Stored data |
------------------------------------------------------------

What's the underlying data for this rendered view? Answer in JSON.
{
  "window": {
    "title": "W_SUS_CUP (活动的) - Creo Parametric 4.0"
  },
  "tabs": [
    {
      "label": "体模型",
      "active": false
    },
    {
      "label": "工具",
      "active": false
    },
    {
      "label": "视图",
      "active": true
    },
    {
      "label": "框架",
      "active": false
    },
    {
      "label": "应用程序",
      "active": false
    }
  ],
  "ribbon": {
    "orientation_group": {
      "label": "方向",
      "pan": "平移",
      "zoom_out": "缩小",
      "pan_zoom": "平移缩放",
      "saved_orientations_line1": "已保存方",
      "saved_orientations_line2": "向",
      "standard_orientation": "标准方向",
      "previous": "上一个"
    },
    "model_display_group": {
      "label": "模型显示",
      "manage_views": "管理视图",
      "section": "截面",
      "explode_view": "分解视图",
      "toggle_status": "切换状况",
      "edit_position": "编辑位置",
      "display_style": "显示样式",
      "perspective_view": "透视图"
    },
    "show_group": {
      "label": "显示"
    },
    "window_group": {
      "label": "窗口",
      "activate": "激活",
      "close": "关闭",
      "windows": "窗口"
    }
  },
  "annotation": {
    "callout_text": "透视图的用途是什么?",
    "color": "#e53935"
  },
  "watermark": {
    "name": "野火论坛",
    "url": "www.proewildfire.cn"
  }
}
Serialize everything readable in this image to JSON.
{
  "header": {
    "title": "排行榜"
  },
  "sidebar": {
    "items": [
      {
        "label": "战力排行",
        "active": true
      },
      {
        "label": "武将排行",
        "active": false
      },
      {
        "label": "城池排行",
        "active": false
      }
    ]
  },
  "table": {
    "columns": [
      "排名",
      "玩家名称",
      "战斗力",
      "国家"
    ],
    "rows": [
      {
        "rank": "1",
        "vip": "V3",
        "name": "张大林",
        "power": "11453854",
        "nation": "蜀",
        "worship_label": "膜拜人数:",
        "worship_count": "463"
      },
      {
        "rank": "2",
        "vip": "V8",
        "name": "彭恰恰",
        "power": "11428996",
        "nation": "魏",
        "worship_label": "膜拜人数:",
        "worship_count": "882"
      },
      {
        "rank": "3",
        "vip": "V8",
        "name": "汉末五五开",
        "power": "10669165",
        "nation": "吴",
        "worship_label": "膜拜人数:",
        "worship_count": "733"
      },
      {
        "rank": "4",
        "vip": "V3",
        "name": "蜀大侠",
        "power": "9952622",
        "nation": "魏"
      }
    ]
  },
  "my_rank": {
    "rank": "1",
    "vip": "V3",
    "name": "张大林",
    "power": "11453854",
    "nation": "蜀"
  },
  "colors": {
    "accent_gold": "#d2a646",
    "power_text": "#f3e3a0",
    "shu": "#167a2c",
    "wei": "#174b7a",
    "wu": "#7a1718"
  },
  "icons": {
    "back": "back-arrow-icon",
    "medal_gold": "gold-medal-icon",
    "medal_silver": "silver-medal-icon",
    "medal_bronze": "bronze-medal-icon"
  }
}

------------------------------------------------------------

Aim of the exercise | Reproduce the full listing above, character for character.

Final answer |
What's the underlying data for this rendered view? Answer in JSON.
{
  "window": {
    "title": "W_SUS_CUP (活动的) - Creo Parametric 4.0"
  },
  "tabs": [
    {
      "label": "体模型",
      "active": false
    },
    {
      "label": "工具",
      "active": false
    },
    {
      "label": "视图",
      "active": true
    },
    {
      "label": "框架",
      "active": false
    },
    {
      "label": "应用程序",
      "active": false
    }
  ],
  "ribbon": {
    "orientation_group": {
      "label": "方向",
      "pan": "平移",
      "zoom_out": "缩小",
      "pan_zoom": "平移缩放",
      "saved_orientations_line1": "已保存方",
      "saved_orientations_line2": "向",
      "standard_orientation": "标准方向",
      "previous": "上一个"
    },
    "model_display_group": {
      "label": "模型显示",
      "manage_views": "管理视图",
      "section": "截面",
      "explode_view": "分解视图",
      "toggle_status": "切换状况",
      "edit_position": "编辑位置",
      "display_style": "显示样式",
      "perspective_view": "透视图"
    },
    "show_group": {
      "label": "显示"
    },
    "window_group": {
      "label": "窗口",
      "activate": "激活",
      "close": "关闭",
      "windows": "窗口"
    }
  },
  "annotation": {
    "callout_text": "透视图的用途是什么?",
    "color": "#e53935"
  },
  "watermark": {
    "name": "野火论坛",
    "url": "www.proewildfire.cn"
  }
}
Serialize everything readable in this image to JSON.
{
  "header": {
    "title": "排行榜"
  },
  "sidebar": {
    "items": [
      {
        "label": "战力排行",
        "active": true
      },
      {
        "label": "武将排行",
        "active": false
      },
      {
        "label": "城池排行",
        "active": false
      }
    ]
  },
  "table": {
    "columns": [
      "排名",
      "玩家名称",
      "战斗力",
      "国家"
    ],
    "rows": [
      {
        "rank": "1",
        "vip": "V3",
        "name": "张大林",
        "power": "11453854",
        "nation": "蜀",
        "worship_label": "膜拜人数:",
        "worship_count": "463"
      },
      {
        "rank": "2",
        "vip": "V8",
        "name": "彭恰恰",
        "power": "11428996",
        "nation": "魏",
        "worship_label": "膜拜人数:",
        "worship_count": "882"
      },
      {
        "rank": "3",
        "vip": "V8",
        "name": "汉末五五开",
        "power": "10669165",
        "nation": "吴",
        "worship_label": "膜拜人数:",
        "worship_count": "733"
      },
      {
        "rank": "4",
        "vip": "V3",
        "name": "蜀大侠",
        "power": "9952622",
        "nation": "魏"
      }
    ]
  },
  "my_rank": {
    "rank": "1",
    "vip": "V3",
    "name": "张大林",
    "power": "11453854",
    "nation": "蜀"
  },
  "colors": {
    "accent_gold": "#d2a646",
    "power_text": "#f3e3a0",
    "shu": "#167a2c",
    "wei": "#174b7a",
    "wu": "#7a1718"
  },
  "icons": {
    "back": "back-arrow-icon",
    "medal_gold": "gold-medal-icon",
    "medal_silver": "silver-medal-icon",
    "medal_bronze": "bronze-medal-icon"
  }
}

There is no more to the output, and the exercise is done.